Find the word "Vasquez" in the data. Return every line where it appears.
[Start Given information]
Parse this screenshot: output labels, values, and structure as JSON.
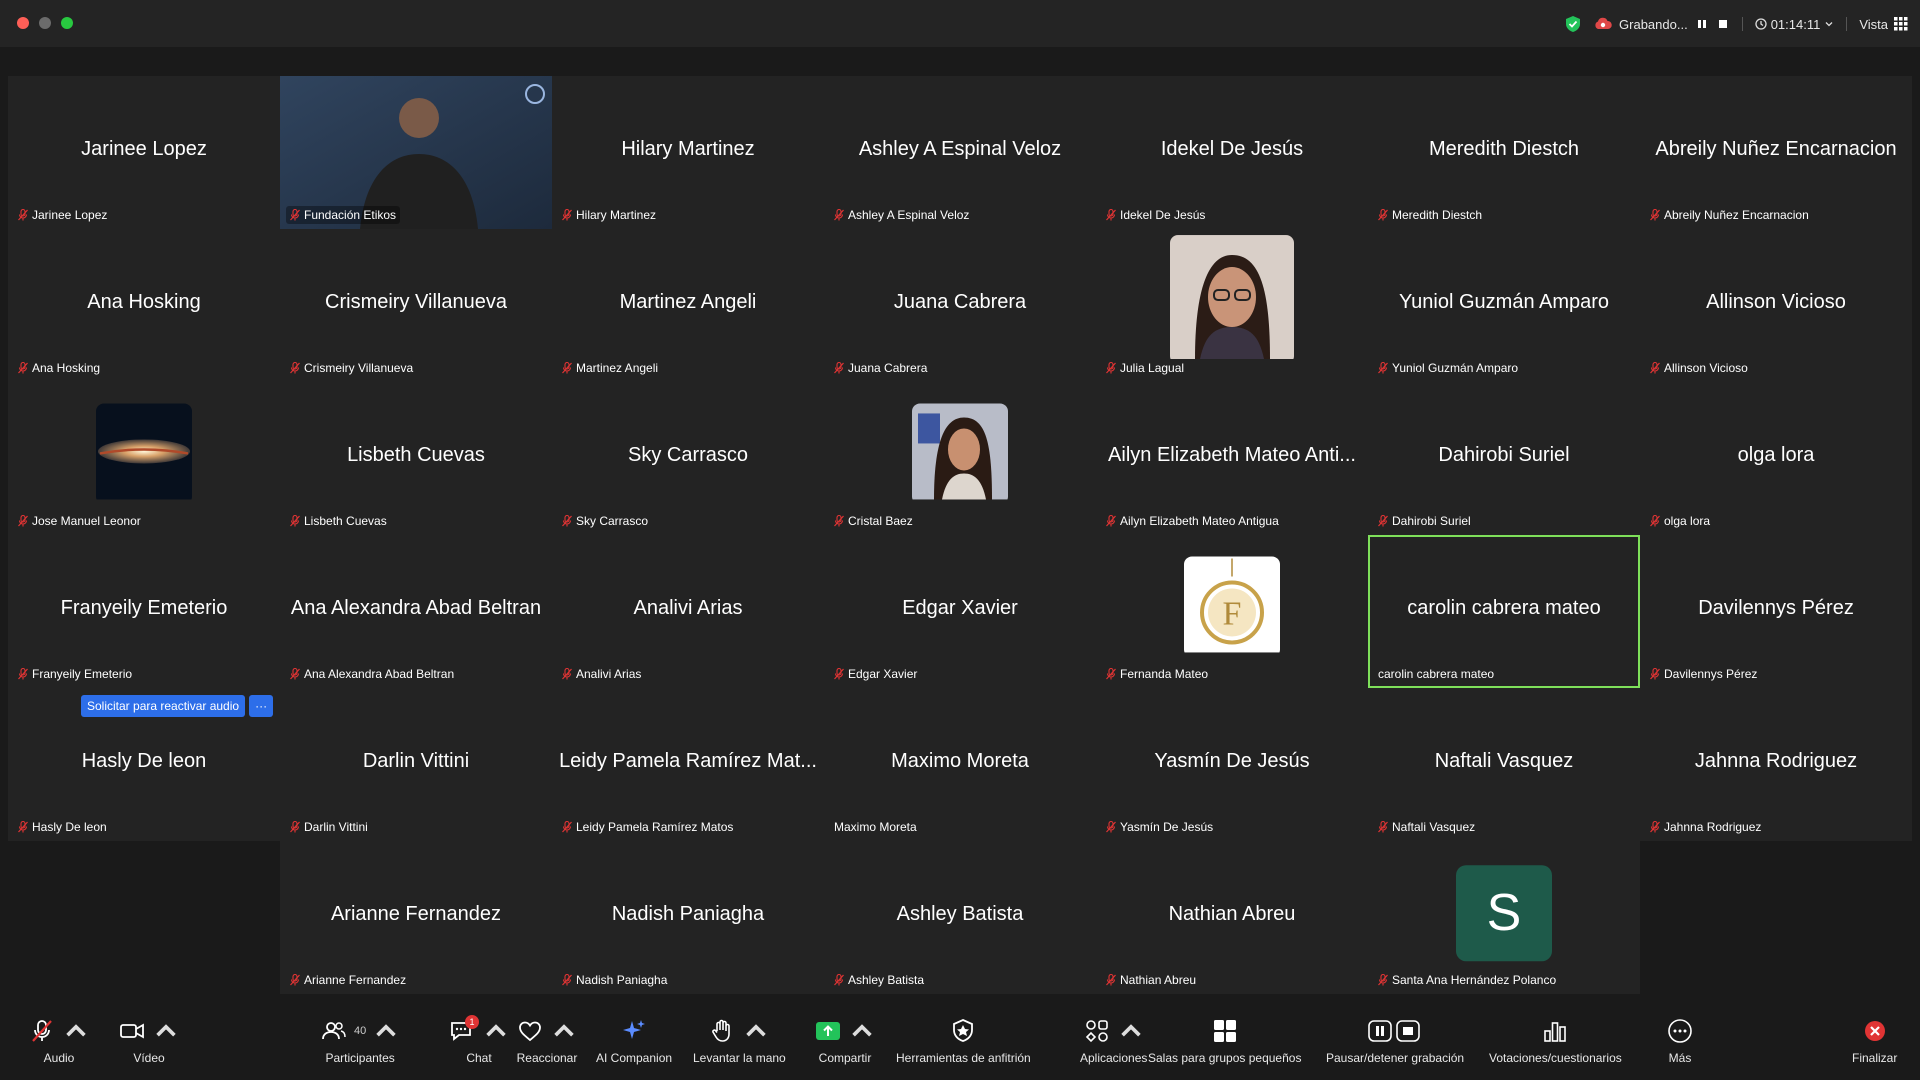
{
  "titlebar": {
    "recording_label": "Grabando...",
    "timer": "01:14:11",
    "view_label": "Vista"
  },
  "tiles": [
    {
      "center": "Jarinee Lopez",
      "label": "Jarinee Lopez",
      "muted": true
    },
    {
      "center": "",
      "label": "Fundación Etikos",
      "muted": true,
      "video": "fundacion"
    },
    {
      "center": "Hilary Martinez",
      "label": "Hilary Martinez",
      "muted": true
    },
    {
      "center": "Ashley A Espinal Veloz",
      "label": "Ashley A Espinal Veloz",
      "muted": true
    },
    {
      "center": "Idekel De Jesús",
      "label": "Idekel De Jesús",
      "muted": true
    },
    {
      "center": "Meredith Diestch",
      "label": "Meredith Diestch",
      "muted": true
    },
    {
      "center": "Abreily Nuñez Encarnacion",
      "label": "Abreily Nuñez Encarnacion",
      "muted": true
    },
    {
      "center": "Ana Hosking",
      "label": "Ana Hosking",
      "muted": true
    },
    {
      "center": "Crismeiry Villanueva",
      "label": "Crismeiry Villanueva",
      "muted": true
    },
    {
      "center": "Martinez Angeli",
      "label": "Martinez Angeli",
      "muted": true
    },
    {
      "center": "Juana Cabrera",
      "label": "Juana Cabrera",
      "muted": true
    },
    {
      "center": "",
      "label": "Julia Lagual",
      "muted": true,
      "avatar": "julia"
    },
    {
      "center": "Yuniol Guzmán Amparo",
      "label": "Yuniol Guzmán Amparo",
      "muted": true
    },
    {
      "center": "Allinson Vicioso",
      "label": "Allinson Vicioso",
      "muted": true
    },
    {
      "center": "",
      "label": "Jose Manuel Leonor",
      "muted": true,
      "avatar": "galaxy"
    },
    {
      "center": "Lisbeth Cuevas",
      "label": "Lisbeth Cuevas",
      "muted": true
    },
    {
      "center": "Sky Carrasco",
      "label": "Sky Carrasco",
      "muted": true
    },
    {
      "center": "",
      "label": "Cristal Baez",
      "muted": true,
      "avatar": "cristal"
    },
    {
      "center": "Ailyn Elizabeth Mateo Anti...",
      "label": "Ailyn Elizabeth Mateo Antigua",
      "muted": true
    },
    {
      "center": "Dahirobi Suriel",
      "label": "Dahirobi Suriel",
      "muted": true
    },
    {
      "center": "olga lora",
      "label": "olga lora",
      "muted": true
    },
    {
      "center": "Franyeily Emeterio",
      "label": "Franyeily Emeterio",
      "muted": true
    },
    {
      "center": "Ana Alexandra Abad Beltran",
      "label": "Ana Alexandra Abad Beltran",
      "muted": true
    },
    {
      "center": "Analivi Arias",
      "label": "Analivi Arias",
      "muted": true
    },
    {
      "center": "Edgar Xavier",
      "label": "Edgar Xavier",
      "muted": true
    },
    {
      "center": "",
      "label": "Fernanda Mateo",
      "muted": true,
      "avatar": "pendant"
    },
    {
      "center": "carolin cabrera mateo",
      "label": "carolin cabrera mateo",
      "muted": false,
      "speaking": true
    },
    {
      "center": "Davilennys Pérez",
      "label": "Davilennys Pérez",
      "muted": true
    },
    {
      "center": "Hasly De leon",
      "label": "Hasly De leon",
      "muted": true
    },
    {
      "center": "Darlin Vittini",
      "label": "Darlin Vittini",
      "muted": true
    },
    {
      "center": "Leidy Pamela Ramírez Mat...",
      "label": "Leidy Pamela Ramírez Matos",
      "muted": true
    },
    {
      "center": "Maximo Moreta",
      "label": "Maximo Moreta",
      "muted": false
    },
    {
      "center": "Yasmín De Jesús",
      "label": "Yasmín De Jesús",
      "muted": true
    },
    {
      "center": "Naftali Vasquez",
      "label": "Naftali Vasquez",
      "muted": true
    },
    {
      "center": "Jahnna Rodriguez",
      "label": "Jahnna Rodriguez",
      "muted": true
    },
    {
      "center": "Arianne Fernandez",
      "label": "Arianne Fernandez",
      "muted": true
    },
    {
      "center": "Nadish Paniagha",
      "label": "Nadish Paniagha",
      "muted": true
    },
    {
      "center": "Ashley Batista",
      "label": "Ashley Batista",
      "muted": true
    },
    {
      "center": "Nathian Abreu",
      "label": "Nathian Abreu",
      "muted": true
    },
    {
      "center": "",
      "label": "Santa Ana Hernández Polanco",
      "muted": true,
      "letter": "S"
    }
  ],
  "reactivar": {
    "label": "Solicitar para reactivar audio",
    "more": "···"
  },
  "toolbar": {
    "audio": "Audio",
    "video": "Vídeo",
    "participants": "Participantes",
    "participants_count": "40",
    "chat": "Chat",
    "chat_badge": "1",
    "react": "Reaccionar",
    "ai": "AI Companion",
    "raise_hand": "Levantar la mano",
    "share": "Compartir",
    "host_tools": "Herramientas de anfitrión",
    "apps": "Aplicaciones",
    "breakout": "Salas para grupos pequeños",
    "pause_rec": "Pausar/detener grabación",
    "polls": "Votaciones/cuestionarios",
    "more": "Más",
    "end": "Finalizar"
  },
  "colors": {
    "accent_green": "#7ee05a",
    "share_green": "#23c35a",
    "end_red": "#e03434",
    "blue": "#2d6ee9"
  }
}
[End Given information]
[Start Given information]
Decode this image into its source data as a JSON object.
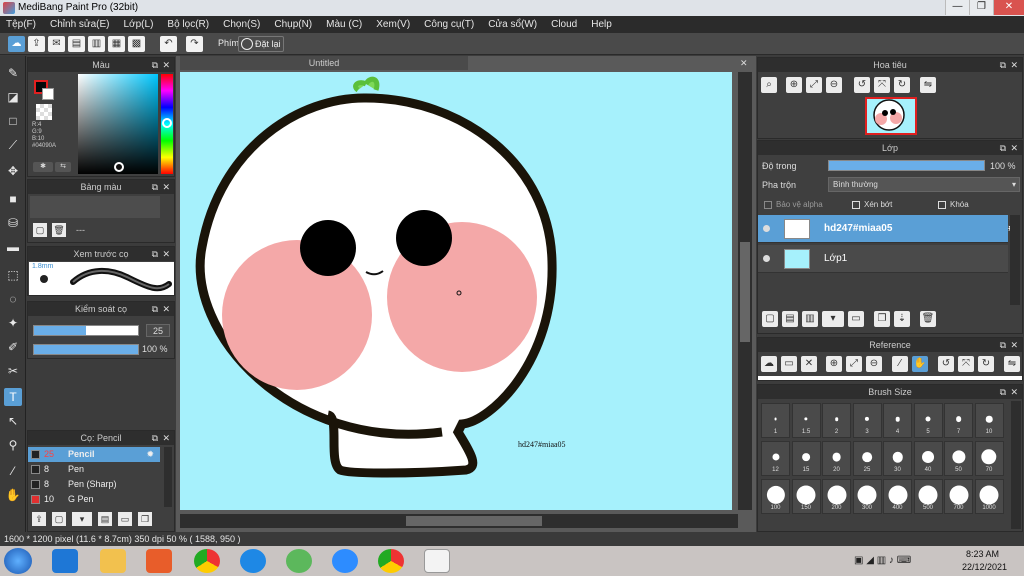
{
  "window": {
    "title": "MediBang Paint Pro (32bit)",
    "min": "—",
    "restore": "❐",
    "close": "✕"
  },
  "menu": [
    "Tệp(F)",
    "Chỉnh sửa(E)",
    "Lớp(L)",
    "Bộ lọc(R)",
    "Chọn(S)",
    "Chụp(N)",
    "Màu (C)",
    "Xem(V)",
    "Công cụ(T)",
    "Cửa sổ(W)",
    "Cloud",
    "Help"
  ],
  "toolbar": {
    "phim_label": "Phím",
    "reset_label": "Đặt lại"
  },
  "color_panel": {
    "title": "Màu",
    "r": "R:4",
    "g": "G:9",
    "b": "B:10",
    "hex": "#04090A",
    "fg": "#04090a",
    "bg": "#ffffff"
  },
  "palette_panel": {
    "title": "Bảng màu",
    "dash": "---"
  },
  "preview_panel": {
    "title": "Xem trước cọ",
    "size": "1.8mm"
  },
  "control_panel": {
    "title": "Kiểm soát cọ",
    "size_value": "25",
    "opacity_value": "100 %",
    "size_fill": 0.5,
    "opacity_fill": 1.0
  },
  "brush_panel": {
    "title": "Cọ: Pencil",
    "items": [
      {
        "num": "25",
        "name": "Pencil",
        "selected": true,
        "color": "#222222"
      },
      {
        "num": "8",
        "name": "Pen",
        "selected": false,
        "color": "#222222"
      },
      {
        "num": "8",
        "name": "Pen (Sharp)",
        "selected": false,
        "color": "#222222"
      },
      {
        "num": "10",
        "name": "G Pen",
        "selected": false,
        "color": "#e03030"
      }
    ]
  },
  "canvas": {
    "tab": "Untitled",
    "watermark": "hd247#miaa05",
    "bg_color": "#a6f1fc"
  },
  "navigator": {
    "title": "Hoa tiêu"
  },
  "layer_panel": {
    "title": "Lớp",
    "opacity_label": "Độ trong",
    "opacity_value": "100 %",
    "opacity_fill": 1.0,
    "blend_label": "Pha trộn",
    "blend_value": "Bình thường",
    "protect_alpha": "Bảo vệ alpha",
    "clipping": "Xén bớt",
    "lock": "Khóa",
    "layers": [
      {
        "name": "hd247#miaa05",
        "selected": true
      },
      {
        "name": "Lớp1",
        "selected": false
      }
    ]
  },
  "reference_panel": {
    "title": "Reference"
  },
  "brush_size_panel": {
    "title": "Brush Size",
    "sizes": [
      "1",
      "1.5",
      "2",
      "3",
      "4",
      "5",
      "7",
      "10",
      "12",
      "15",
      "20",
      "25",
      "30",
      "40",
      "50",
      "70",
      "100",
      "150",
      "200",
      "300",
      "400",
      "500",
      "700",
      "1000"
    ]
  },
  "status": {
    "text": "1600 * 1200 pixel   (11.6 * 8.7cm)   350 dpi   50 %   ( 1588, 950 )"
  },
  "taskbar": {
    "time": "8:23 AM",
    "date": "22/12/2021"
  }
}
[End Given information]
[Start Given information]
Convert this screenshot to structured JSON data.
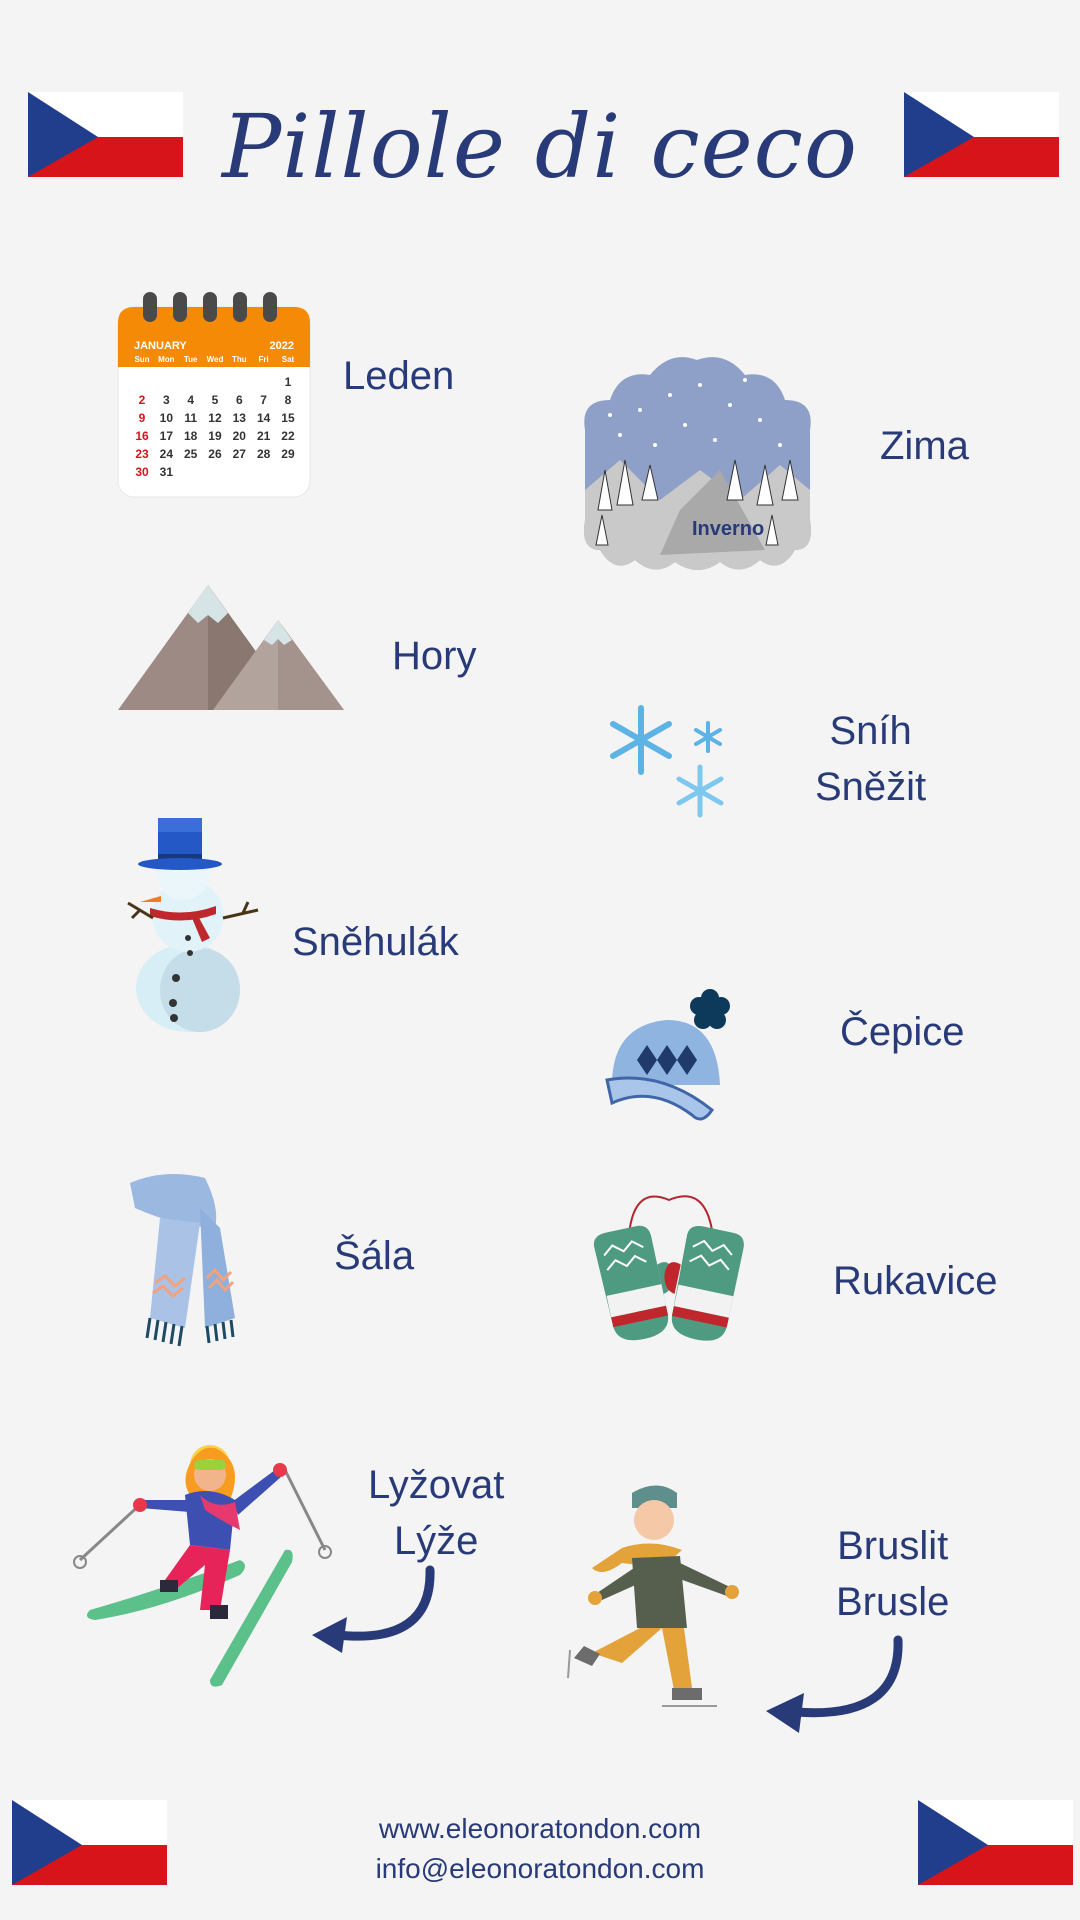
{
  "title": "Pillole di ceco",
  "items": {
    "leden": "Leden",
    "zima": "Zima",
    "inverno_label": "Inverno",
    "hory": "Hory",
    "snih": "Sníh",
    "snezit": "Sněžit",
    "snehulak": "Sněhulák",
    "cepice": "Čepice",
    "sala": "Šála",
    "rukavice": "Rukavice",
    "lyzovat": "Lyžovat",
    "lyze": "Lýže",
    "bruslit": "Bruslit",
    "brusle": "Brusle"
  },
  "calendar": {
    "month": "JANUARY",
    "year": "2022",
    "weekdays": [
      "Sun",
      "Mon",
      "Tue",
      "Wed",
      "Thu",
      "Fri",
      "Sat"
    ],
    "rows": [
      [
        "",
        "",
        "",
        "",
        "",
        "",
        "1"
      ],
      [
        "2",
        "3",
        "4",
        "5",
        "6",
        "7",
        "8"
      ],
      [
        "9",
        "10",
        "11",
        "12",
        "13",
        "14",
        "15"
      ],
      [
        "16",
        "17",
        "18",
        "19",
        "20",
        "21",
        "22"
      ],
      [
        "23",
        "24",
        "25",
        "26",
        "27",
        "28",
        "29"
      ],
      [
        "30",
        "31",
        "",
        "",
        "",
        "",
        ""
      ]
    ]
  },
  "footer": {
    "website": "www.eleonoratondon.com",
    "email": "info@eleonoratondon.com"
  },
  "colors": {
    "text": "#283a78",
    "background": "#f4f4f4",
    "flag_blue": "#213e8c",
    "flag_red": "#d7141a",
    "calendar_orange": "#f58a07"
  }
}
[End Given information]
Exercise solution:
      "center": "Naftali Vasquez",
      "label": "Naftali Vasquez",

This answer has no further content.